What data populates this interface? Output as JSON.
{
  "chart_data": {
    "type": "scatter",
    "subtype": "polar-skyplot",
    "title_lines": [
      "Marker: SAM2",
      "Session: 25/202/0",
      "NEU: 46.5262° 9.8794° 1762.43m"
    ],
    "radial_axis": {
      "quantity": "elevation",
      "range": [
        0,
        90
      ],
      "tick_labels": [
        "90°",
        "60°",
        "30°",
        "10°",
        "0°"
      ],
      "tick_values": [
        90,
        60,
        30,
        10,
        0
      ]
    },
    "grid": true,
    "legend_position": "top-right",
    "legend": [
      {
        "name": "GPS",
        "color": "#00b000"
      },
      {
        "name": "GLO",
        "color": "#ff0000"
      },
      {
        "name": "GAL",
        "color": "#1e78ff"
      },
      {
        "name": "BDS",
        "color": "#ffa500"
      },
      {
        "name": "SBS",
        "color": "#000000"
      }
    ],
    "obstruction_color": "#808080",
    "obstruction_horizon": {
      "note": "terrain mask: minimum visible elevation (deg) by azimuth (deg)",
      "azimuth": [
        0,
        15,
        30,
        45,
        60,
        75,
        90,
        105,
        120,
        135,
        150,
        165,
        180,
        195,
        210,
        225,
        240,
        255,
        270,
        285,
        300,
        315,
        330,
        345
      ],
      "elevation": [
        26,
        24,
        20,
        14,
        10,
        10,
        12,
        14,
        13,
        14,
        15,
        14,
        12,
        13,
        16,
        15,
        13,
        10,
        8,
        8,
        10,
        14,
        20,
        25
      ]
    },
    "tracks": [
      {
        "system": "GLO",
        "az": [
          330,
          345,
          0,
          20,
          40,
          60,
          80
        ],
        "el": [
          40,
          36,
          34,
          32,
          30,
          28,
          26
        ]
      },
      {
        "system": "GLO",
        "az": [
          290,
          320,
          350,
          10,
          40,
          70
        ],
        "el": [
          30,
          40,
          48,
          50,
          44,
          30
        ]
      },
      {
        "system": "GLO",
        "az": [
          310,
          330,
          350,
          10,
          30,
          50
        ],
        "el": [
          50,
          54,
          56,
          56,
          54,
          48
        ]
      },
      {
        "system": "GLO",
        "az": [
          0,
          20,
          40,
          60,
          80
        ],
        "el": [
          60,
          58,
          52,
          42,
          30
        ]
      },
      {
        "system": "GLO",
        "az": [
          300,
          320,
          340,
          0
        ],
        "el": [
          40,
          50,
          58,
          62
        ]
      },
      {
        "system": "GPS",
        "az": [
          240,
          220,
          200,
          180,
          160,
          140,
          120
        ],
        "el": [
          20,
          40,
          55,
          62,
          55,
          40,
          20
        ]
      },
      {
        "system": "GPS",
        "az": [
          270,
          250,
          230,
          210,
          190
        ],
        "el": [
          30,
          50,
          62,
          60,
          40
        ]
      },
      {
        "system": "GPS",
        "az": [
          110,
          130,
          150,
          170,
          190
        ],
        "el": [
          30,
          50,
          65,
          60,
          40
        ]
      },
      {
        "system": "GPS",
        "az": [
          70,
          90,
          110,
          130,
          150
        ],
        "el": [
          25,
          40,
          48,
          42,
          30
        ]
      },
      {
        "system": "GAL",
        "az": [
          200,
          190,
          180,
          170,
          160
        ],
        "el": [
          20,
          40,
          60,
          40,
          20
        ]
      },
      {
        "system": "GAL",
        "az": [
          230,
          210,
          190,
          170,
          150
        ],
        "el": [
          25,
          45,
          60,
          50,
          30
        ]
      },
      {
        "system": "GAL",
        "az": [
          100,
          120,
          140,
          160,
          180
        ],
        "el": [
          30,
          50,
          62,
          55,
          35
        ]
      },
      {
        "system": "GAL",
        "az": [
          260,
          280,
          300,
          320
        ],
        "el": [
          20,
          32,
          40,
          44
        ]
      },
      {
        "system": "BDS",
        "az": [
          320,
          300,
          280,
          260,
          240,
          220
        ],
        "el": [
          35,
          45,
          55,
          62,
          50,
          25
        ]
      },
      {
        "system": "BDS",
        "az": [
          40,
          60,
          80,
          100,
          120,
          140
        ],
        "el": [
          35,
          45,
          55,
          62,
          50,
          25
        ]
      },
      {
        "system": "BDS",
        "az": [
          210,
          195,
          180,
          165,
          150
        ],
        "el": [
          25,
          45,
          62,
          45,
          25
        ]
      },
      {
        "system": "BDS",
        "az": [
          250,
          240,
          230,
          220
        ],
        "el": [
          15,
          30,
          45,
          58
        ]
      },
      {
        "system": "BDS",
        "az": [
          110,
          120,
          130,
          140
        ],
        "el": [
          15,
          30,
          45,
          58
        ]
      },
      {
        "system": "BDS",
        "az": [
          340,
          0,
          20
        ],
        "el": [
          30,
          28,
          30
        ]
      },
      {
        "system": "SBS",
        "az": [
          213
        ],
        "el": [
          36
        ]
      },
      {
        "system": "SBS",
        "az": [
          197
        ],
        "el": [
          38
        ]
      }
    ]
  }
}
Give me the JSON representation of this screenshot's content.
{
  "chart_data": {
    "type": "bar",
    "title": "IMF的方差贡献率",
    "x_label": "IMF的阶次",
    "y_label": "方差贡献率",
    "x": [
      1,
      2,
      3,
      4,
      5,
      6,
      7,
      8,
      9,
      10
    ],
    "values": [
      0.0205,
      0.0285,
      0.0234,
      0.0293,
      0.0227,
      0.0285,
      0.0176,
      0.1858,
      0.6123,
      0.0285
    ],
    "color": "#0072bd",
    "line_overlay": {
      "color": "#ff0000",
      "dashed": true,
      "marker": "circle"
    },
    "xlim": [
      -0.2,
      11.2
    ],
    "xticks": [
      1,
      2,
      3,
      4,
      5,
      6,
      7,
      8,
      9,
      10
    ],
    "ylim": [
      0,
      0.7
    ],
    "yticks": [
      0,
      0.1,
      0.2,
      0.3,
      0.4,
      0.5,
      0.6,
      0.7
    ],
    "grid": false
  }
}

** SET TASK **
Would you reproduce all the entries exactly?

** TASK ANSWER **
What data populates this interface? Output as JSON.
{
  "chart_data": {
    "type": "scatter",
    "subtype": "polar-skyplot",
    "title_lines": [
      "Marker: SAM2",
      "Session: 25/202/0",
      "NEU: 46.5262° 9.8794° 1762.43m"
    ],
    "radial_axis": {
      "quantity": "elevation",
      "range": [
        0,
        90
      ],
      "tick_labels": [
        "90°",
        "60°",
        "30°",
        "10°",
        "0°"
      ],
      "tick_values": [
        90,
        60,
        30,
        10,
        0
      ]
    },
    "grid": true,
    "legend_position": "top-right",
    "legend": [
      {
        "name": "GPS",
        "color": "#00b000"
      },
      {
        "name": "GLO",
        "color": "#ff0000"
      },
      {
        "name": "GAL",
        "color": "#1e78ff"
      },
      {
        "name": "BDS",
        "color": "#ffa500"
      },
      {
        "name": "SBS",
        "color": "#000000"
      }
    ],
    "obstruction_color": "#808080",
    "obstruction_horizon": {
      "note": "terrain mask: minimum visible elevation (deg) by azimuth (deg)",
      "azimuth": [
        0,
        15,
        30,
        45,
        60,
        75,
        90,
        105,
        120,
        135,
        150,
        165,
        180,
        195,
        210,
        225,
        240,
        255,
        270,
        285,
        300,
        315,
        330,
        345
      ],
      "elevation": [
        26,
        24,
        20,
        14,
        10,
        10,
        12,
        14,
        13,
        14,
        15,
        14,
        12,
        13,
        16,
        15,
        13,
        10,
        8,
        8,
        10,
        14,
        20,
        25
      ]
    },
    "tracks": [
      {
        "system": "GLO",
        "az": [
          330,
          345,
          0,
          20,
          40,
          60,
          80
        ],
        "el": [
          40,
          36,
          34,
          32,
          30,
          28,
          26
        ]
      },
      {
        "system": "GLO",
        "az": [
          290,
          320,
          350,
          10,
          40,
          70
        ],
        "el": [
          30,
          40,
          48,
          50,
          44,
          30
        ]
      },
      {
        "system": "GLO",
        "az": [
          310,
          330,
          350,
          10,
          30,
          50
        ],
        "el": [
          50,
          54,
          56,
          56,
          54,
          48
        ]
      },
      {
        "system": "GLO",
        "az": [
          0,
          20,
          40,
          60,
          80
        ],
        "el": [
          60,
          58,
          52,
          42,
          30
        ]
      },
      {
        "system": "GLO",
        "az": [
          300,
          320,
          340,
          0
        ],
        "el": [
          40,
          50,
          58,
          62
        ]
      },
      {
        "system": "GPS",
        "az": [
          240,
          220,
          200,
          180,
          160,
          140,
          120
        ],
        "el": [
          20,
          40,
          55,
          62,
          55,
          40,
          20
        ]
      },
      {
        "system": "GPS",
        "az": [
          270,
          250,
          230,
          210,
          190
        ],
        "el": [
          30,
          50,
          62,
          60,
          40
        ]
      },
      {
        "system": "GPS",
        "az": [
          110,
          130,
          150,
          170,
          190
        ],
        "el": [
          30,
          50,
          65,
          60,
          40
        ]
      },
      {
        "system": "GPS",
        "az": [
          70,
          90,
          110,
          130,
          150
        ],
        "el": [
          25,
          40,
          48,
          42,
          30
        ]
      },
      {
        "system": "GAL",
        "az": [
          200,
          190,
          180,
          170,
          160
        ],
        "el": [
          20,
          40,
          60,
          40,
          20
        ]
      },
      {
        "system": "GAL",
        "az": [
          230,
          210,
          190,
          170,
          150
        ],
        "el": [
          25,
          45,
          60,
          50,
          30
        ]
      },
      {
        "system": "GAL",
        "az": [
          100,
          120,
          140,
          160,
          180
        ],
        "el": [
          30,
          50,
          62,
          55,
          35
        ]
      },
      {
        "system": "GAL",
        "az": [
          260,
          280,
          300,
          320
        ],
        "el": [
          20,
          32,
          40,
          44
        ]
      },
      {
        "system": "BDS",
        "az": [
          320,
          300,
          280,
          260,
          240,
          220
        ],
        "el": [
          35,
          45,
          55,
          62,
          50,
          25
        ]
      },
      {
        "system": "BDS",
        "az": [
          40,
          60,
          80,
          100,
          120,
          140
        ],
        "el": [
          35,
          45,
          55,
          62,
          50,
          25
        ]
      },
      {
        "system": "BDS",
        "az": [
          210,
          195,
          180,
          165,
          150
        ],
        "el": [
          25,
          45,
          62,
          45,
          25
        ]
      },
      {
        "system": "BDS",
        "az": [
          250,
          240,
          230,
          220
        ],
        "el": [
          15,
          30,
          45,
          58
        ]
      },
      {
        "system": "BDS",
        "az": [
          110,
          120,
          130,
          140
        ],
        "el": [
          15,
          30,
          45,
          58
        ]
      },
      {
        "system": "BDS",
        "az": [
          340,
          0,
          20
        ],
        "el": [
          30,
          28,
          30
        ]
      },
      {
        "system": "SBS",
        "az": [
          213
        ],
        "el": [
          36
        ]
      },
      {
        "system": "SBS",
        "az": [
          197
        ],
        "el": [
          38
        ]
      }
    ]
  }
}
Give me the JSON representation of this screenshot's content.
{
  "chart_data": {
    "type": "bar",
    "title": "IMF的方差贡献率",
    "x_label": "IMF的阶次",
    "y_label": "方差贡献率",
    "x": [
      1,
      2,
      3,
      4,
      5,
      6,
      7,
      8,
      9,
      10
    ],
    "values": [
      0.0205,
      0.0285,
      0.0234,
      0.0293,
      0.0227,
      0.0285,
      0.0176,
      0.1858,
      0.6123,
      0.0285
    ],
    "color": "#0072bd",
    "line_overlay": {
      "color": "#ff0000",
      "dashed": true,
      "marker": "circle"
    },
    "xlim": [
      -0.2,
      11.2
    ],
    "xticks": [
      1,
      2,
      3,
      4,
      5,
      6,
      7,
      8,
      9,
      10
    ],
    "ylim": [
      0,
      0.7
    ],
    "yticks": [
      0,
      0.1,
      0.2,
      0.3,
      0.4,
      0.5,
      0.6,
      0.7
    ],
    "grid": false
  }
}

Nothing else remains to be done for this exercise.